## Problem description:
Can you give all the records again without altering a single character?

## The input:
******

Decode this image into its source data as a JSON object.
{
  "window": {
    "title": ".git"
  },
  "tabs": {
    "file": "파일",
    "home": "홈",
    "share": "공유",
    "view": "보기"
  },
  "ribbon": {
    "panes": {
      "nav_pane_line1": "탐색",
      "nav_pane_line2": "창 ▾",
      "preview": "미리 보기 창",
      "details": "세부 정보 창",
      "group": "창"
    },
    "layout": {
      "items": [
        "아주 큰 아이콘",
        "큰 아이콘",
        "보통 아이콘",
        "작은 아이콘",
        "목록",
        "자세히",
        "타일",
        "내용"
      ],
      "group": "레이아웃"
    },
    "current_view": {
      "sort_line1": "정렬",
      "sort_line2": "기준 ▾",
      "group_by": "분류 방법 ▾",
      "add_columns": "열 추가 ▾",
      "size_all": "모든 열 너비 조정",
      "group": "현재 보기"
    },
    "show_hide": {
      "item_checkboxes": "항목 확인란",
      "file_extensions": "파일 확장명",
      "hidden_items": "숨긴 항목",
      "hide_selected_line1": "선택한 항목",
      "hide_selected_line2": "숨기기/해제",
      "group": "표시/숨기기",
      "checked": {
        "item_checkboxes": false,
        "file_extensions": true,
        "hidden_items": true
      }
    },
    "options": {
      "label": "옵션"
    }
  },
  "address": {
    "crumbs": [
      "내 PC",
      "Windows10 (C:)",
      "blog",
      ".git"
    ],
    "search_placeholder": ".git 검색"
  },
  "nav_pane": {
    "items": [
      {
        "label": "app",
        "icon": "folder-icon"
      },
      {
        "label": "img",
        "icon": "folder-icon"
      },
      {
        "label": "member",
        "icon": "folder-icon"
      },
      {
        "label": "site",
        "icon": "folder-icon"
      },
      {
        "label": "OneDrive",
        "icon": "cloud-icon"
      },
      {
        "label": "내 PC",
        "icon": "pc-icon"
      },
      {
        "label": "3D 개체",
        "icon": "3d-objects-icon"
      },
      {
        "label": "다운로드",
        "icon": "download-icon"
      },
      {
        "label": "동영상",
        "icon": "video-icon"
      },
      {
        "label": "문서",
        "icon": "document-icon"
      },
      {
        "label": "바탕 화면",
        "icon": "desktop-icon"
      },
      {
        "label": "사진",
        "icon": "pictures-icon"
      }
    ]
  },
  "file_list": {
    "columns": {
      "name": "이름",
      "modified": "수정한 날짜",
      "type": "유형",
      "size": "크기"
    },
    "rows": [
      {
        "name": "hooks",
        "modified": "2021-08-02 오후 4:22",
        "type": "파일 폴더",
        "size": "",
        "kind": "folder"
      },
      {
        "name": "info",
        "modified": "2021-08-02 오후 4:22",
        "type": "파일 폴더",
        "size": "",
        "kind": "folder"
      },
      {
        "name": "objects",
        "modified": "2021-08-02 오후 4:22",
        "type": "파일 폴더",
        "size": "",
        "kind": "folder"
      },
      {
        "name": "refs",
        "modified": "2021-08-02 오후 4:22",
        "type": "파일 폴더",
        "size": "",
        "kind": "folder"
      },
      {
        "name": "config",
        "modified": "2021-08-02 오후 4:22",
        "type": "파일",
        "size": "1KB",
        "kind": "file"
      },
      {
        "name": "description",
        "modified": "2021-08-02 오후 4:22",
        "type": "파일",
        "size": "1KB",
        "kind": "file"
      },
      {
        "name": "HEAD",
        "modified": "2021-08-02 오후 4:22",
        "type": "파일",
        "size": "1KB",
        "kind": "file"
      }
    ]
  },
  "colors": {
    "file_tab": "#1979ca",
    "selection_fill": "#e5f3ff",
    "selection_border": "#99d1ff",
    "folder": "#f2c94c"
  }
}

******

## Answer to this problem:
Decode this image into its source data as a JSON object.
{
  "window": {
    "title": ".git"
  },
  "tabs": {
    "file": "파일",
    "home": "홈",
    "share": "공유",
    "view": "보기"
  },
  "ribbon": {
    "panes": {
      "nav_pane_line1": "탐색",
      "nav_pane_line2": "창 ▾",
      "preview": "미리 보기 창",
      "details": "세부 정보 창",
      "group": "창"
    },
    "layout": {
      "items": [
        "아주 큰 아이콘",
        "큰 아이콘",
        "보통 아이콘",
        "작은 아이콘",
        "목록",
        "자세히",
        "타일",
        "내용"
      ],
      "group": "레이아웃"
    },
    "current_view": {
      "sort_line1": "정렬",
      "sort_line2": "기준 ▾",
      "group_by": "분류 방법 ▾",
      "add_columns": "열 추가 ▾",
      "size_all": "모든 열 너비 조정",
      "group": "현재 보기"
    },
    "show_hide": {
      "item_checkboxes": "항목 확인란",
      "file_extensions": "파일 확장명",
      "hidden_items": "숨긴 항목",
      "hide_selected_line1": "선택한 항목",
      "hide_selected_line2": "숨기기/해제",
      "group": "표시/숨기기",
      "checked": {
        "item_checkboxes": false,
        "file_extensions": true,
        "hidden_items": true
      }
    },
    "options": {
      "label": "옵션"
    }
  },
  "address": {
    "crumbs": [
      "내 PC",
      "Windows10 (C:)",
      "blog",
      ".git"
    ],
    "search_placeholder": ".git 검색"
  },
  "nav_pane": {
    "items": [
      {
        "label": "app",
        "icon": "folder-icon"
      },
      {
        "label": "img",
        "icon": "folder-icon"
      },
      {
        "label": "member",
        "icon": "folder-icon"
      },
      {
        "label": "site",
        "icon": "folder-icon"
      },
      {
        "label": "OneDrive",
        "icon": "cloud-icon"
      },
      {
        "label": "내 PC",
        "icon": "pc-icon"
      },
      {
        "label": "3D 개체",
        "icon": "3d-objects-icon"
      },
      {
        "label": "다운로드",
        "icon": "download-icon"
      },
      {
        "label": "동영상",
        "icon": "video-icon"
      },
      {
        "label": "문서",
        "icon": "document-icon"
      },
      {
        "label": "바탕 화면",
        "icon": "desktop-icon"
      },
      {
        "label": "사진",
        "icon": "pictures-icon"
      }
    ]
  },
  "file_list": {
    "columns": {
      "name": "이름",
      "modified": "수정한 날짜",
      "type": "유형",
      "size": "크기"
    },
    "rows": [
      {
        "name": "hooks",
        "modified": "2021-08-02 오후 4:22",
        "type": "파일 폴더",
        "size": "",
        "kind": "folder"
      },
      {
        "name": "info",
        "modified": "2021-08-02 오후 4:22",
        "type": "파일 폴더",
        "size": "",
        "kind": "folder"
      },
      {
        "name": "objects",
        "modified": "2021-08-02 오후 4:22",
        "type": "파일 폴더",
        "size": "",
        "kind": "folder"
      },
      {
        "name": "refs",
        "modified": "2021-08-02 오후 4:22",
        "type": "파일 폴더",
        "size": "",
        "kind": "folder"
      },
      {
        "name": "config",
        "modified": "2021-08-02 오후 4:22",
        "type": "파일",
        "size": "1KB",
        "kind": "file"
      },
      {
        "name": "description",
        "modified": "2021-08-02 오후 4:22",
        "type": "파일",
        "size": "1KB",
        "kind": "file"
      },
      {
        "name": "HEAD",
        "modified": "2021-08-02 오후 4:22",
        "type": "파일",
        "size": "1KB",
        "kind": "file"
      }
    ]
  },
  "colors": {
    "file_tab": "#1979ca",
    "selection_fill": "#e5f3ff",
    "selection_border": "#99d1ff",
    "folder": "#f2c94c"
  }
}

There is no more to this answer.